* Begin SUPPLIED INFORMATION *

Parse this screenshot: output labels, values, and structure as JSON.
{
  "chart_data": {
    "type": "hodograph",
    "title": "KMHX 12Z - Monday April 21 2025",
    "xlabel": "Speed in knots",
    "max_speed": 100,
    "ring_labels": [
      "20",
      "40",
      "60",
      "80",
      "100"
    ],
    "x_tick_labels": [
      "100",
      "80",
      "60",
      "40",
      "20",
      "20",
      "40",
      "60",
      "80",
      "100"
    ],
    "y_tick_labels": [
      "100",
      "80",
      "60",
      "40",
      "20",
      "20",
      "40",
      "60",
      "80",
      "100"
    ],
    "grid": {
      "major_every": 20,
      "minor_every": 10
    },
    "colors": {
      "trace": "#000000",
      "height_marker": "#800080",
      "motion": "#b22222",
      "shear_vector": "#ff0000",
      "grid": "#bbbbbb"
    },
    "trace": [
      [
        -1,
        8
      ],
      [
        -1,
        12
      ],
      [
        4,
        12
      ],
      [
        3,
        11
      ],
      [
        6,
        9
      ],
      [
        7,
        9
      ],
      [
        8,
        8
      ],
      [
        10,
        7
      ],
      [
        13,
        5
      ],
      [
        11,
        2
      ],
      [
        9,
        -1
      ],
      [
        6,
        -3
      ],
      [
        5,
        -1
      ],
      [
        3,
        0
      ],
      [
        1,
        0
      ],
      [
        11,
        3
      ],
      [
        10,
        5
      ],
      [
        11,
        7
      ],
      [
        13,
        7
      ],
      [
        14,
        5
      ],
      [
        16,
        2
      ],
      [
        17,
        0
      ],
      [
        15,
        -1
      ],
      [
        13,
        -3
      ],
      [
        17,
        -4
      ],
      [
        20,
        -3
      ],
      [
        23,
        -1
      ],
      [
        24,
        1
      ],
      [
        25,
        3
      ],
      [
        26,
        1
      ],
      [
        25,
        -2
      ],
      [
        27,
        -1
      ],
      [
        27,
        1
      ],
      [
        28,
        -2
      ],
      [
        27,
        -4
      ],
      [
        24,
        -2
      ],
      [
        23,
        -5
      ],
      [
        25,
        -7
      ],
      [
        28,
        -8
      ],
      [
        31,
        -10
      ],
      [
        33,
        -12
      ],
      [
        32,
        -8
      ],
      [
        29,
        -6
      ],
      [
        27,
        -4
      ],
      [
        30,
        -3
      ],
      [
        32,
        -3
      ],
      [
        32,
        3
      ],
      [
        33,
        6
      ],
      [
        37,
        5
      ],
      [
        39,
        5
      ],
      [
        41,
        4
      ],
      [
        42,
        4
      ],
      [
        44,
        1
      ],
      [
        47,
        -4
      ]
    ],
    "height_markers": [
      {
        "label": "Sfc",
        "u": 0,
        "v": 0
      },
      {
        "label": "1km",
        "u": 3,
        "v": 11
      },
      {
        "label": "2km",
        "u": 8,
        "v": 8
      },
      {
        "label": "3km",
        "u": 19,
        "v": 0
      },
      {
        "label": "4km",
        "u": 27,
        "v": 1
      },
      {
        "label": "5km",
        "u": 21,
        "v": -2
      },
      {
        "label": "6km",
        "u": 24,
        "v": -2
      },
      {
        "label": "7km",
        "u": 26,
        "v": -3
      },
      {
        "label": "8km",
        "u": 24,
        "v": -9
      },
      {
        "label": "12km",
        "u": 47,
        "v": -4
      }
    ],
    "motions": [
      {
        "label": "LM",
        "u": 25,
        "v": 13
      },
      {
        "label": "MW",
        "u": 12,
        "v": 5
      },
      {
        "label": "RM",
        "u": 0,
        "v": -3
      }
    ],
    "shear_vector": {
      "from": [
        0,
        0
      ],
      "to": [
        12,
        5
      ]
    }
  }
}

* End SUPPLIED INFORMATION *

> PROBLEM DESCRIPTION: Quote the entire listing above exactly.

> ANSWER TO THE PROBLEM:
Parse this screenshot: output labels, values, and structure as JSON.
{
  "chart_data": {
    "type": "hodograph",
    "title": "KMHX 12Z - Monday April 21 2025",
    "xlabel": "Speed in knots",
    "max_speed": 100,
    "ring_labels": [
      "20",
      "40",
      "60",
      "80",
      "100"
    ],
    "x_tick_labels": [
      "100",
      "80",
      "60",
      "40",
      "20",
      "20",
      "40",
      "60",
      "80",
      "100"
    ],
    "y_tick_labels": [
      "100",
      "80",
      "60",
      "40",
      "20",
      "20",
      "40",
      "60",
      "80",
      "100"
    ],
    "grid": {
      "major_every": 20,
      "minor_every": 10
    },
    "colors": {
      "trace": "#000000",
      "height_marker": "#800080",
      "motion": "#b22222",
      "shear_vector": "#ff0000",
      "grid": "#bbbbbb"
    },
    "trace": [
      [
        -1,
        8
      ],
      [
        -1,
        12
      ],
      [
        4,
        12
      ],
      [
        3,
        11
      ],
      [
        6,
        9
      ],
      [
        7,
        9
      ],
      [
        8,
        8
      ],
      [
        10,
        7
      ],
      [
        13,
        5
      ],
      [
        11,
        2
      ],
      [
        9,
        -1
      ],
      [
        6,
        -3
      ],
      [
        5,
        -1
      ],
      [
        3,
        0
      ],
      [
        1,
        0
      ],
      [
        11,
        3
      ],
      [
        10,
        5
      ],
      [
        11,
        7
      ],
      [
        13,
        7
      ],
      [
        14,
        5
      ],
      [
        16,
        2
      ],
      [
        17,
        0
      ],
      [
        15,
        -1
      ],
      [
        13,
        -3
      ],
      [
        17,
        -4
      ],
      [
        20,
        -3
      ],
      [
        23,
        -1
      ],
      [
        24,
        1
      ],
      [
        25,
        3
      ],
      [
        26,
        1
      ],
      [
        25,
        -2
      ],
      [
        27,
        -1
      ],
      [
        27,
        1
      ],
      [
        28,
        -2
      ],
      [
        27,
        -4
      ],
      [
        24,
        -2
      ],
      [
        23,
        -5
      ],
      [
        25,
        -7
      ],
      [
        28,
        -8
      ],
      [
        31,
        -10
      ],
      [
        33,
        -12
      ],
      [
        32,
        -8
      ],
      [
        29,
        -6
      ],
      [
        27,
        -4
      ],
      [
        30,
        -3
      ],
      [
        32,
        -3
      ],
      [
        32,
        3
      ],
      [
        33,
        6
      ],
      [
        37,
        5
      ],
      [
        39,
        5
      ],
      [
        41,
        4
      ],
      [
        42,
        4
      ],
      [
        44,
        1
      ],
      [
        47,
        -4
      ]
    ],
    "height_markers": [
      {
        "label": "Sfc",
        "u": 0,
        "v": 0
      },
      {
        "label": "1km",
        "u": 3,
        "v": 11
      },
      {
        "label": "2km",
        "u": 8,
        "v": 8
      },
      {
        "label": "3km",
        "u": 19,
        "v": 0
      },
      {
        "label": "4km",
        "u": 27,
        "v": 1
      },
      {
        "label": "5km",
        "u": 21,
        "v": -2
      },
      {
        "label": "6km",
        "u": 24,
        "v": -2
      },
      {
        "label": "7km",
        "u": 26,
        "v": -3
      },
      {
        "label": "8km",
        "u": 24,
        "v": -9
      },
      {
        "label": "12km",
        "u": 47,
        "v": -4
      }
    ],
    "motions": [
      {
        "label": "LM",
        "u": 25,
        "v": 13
      },
      {
        "label": "MW",
        "u": 12,
        "v": 5
      },
      {
        "label": "RM",
        "u": 0,
        "v": -3
      }
    ],
    "shear_vector": {
      "from": [
        0,
        0
      ],
      "to": [
        12,
        5
      ]
    }
  }
}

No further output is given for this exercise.